• **What to produce**
Each line containing the word "Case" must be reported.

• **Stored data**
────────

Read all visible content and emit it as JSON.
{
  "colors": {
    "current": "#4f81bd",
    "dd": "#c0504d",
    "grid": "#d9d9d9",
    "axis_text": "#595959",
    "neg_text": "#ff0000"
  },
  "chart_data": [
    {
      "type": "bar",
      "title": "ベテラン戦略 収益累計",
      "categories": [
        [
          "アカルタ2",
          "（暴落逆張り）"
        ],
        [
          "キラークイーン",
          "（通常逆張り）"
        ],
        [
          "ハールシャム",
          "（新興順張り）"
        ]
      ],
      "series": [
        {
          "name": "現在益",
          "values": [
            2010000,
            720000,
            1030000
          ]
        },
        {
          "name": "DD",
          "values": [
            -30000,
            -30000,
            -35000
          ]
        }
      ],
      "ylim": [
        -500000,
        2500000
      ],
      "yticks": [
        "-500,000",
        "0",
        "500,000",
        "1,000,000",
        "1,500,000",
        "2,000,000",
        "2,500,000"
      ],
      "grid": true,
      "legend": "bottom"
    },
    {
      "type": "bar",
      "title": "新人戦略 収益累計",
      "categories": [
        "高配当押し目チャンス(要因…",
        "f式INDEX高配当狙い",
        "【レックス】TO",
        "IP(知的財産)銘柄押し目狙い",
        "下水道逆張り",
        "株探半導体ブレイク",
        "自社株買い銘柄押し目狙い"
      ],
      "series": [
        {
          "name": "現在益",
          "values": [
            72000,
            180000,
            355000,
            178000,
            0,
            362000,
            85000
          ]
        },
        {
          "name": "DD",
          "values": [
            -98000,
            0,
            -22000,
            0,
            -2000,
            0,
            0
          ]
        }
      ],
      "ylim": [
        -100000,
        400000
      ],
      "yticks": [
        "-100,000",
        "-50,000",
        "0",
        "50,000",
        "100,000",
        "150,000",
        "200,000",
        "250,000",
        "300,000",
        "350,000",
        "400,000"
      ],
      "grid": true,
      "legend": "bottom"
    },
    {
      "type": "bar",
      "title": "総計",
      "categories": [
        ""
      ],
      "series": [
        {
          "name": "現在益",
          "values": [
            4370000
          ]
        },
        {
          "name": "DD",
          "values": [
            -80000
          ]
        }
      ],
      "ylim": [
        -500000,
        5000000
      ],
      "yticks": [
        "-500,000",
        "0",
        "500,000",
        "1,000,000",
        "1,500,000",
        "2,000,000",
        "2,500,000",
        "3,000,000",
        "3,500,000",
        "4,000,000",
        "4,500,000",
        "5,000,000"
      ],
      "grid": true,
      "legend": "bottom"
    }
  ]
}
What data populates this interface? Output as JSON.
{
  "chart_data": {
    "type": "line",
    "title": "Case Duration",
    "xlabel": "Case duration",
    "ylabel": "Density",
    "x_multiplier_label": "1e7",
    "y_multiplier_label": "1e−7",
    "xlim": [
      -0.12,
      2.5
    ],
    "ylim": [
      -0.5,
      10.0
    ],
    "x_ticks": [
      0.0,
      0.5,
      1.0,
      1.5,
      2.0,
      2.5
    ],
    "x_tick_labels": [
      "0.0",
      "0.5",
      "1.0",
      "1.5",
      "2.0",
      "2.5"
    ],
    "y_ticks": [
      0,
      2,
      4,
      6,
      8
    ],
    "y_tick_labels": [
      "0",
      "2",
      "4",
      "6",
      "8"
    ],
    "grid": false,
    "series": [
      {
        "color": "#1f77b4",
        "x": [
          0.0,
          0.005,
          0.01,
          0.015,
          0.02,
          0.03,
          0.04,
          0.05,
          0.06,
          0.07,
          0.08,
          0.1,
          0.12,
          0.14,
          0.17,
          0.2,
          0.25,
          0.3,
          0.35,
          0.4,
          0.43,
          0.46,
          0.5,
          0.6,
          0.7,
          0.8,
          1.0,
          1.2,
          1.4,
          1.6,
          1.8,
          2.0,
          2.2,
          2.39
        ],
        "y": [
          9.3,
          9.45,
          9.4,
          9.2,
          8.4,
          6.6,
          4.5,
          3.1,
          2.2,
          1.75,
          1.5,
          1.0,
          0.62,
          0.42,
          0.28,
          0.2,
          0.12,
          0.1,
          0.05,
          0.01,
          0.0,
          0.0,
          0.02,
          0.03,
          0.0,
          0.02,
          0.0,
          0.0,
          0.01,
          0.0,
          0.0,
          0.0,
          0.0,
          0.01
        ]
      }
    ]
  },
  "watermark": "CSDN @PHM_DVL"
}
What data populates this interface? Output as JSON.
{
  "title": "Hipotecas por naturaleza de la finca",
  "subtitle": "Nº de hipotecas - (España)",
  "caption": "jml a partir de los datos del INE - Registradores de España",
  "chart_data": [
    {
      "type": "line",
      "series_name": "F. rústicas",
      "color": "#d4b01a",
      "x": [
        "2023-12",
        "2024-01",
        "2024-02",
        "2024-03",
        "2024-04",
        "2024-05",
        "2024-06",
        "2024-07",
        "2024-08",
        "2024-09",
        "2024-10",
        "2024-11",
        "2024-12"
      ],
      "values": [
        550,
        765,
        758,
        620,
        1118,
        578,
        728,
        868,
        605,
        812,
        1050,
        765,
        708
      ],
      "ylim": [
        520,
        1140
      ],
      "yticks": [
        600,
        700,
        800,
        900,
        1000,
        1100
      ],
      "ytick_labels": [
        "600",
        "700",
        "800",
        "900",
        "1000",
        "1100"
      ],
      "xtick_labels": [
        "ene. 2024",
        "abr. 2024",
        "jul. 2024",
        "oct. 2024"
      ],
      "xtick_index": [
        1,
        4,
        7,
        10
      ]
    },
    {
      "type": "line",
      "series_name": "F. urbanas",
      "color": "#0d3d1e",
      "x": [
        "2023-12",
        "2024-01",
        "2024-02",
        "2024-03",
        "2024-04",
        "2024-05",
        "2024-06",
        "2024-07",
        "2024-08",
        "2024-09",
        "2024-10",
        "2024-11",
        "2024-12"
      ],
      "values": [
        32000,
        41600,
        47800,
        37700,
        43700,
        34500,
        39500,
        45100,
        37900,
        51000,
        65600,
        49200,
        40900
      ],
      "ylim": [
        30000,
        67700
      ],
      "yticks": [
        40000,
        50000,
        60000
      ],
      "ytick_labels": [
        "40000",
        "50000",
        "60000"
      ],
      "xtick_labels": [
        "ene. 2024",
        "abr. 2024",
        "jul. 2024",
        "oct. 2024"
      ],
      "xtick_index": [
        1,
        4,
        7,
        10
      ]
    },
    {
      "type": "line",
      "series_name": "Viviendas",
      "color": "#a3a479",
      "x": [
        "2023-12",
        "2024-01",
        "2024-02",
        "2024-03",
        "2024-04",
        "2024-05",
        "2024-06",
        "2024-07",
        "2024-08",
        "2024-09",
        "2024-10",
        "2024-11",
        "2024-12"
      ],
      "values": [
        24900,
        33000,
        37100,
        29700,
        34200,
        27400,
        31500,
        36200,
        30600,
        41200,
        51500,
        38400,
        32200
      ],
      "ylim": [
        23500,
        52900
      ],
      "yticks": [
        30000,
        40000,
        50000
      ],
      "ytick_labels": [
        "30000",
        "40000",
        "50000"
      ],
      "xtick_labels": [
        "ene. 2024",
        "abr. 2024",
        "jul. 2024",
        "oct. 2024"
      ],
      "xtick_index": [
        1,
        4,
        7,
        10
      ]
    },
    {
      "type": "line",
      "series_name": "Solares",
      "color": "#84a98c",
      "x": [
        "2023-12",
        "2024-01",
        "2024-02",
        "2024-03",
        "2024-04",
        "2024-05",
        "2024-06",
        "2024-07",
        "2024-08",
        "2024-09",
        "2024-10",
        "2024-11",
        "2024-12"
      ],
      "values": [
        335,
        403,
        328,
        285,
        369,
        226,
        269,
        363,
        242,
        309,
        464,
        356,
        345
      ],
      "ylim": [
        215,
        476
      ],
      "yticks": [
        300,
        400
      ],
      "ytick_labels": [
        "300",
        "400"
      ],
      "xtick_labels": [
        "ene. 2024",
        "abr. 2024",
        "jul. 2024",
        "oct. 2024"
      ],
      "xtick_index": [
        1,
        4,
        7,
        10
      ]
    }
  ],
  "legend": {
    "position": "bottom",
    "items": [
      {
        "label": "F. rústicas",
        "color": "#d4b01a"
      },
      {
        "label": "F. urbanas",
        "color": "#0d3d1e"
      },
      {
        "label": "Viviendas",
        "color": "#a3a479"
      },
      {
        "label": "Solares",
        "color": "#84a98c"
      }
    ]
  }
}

────────

• **Exercise output**
    "title": "Case Duration",
    "xlabel": "Case duration",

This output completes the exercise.